### Problem statement
How many lines in the material below include the word "Mineral"? Give only the number.

### Given records

####################

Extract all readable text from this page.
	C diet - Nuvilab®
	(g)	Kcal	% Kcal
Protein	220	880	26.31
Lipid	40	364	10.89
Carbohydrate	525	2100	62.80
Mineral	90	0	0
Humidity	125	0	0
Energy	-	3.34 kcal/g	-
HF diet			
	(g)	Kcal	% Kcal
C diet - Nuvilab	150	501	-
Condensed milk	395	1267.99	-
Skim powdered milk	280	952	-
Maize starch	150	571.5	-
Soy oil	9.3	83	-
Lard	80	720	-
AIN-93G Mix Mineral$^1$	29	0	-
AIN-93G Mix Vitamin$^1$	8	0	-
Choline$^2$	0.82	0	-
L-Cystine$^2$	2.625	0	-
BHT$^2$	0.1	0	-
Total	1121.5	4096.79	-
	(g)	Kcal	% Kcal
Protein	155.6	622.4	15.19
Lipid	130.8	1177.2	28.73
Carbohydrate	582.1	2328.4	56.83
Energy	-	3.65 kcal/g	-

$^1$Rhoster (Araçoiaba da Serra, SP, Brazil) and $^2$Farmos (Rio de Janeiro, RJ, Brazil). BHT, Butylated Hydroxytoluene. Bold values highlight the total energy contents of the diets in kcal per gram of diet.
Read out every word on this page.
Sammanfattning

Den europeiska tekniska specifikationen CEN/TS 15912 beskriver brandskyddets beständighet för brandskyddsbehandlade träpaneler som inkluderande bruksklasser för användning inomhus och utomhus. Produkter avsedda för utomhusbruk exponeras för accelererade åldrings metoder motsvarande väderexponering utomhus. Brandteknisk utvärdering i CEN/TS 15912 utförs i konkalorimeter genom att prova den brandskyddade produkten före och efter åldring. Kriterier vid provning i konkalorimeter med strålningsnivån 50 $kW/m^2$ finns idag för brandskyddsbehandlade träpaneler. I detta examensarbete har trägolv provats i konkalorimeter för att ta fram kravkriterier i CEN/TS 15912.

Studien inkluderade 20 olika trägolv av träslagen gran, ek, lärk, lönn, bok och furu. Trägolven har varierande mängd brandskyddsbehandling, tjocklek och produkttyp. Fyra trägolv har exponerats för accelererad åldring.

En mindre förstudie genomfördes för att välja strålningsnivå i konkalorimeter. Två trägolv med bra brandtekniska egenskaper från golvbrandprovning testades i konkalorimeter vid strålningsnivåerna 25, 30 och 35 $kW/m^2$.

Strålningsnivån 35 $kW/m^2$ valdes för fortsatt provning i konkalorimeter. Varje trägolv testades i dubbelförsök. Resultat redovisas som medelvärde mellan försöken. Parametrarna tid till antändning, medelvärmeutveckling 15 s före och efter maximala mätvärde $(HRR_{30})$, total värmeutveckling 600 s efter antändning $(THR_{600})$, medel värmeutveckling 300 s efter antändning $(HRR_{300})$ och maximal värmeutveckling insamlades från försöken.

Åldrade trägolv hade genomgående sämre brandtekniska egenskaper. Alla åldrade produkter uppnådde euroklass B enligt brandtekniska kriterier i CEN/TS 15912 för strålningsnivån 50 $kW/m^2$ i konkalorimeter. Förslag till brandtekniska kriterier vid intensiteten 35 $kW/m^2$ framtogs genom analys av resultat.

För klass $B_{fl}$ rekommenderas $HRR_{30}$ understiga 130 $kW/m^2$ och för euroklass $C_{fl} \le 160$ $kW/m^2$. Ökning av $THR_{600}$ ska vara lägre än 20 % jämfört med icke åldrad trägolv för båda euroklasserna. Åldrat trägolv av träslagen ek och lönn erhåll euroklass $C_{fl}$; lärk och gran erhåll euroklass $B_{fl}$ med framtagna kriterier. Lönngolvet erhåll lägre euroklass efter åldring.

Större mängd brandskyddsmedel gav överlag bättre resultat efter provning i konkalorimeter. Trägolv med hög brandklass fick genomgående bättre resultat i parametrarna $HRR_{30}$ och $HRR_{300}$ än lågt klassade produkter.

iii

####################

### Answer space
2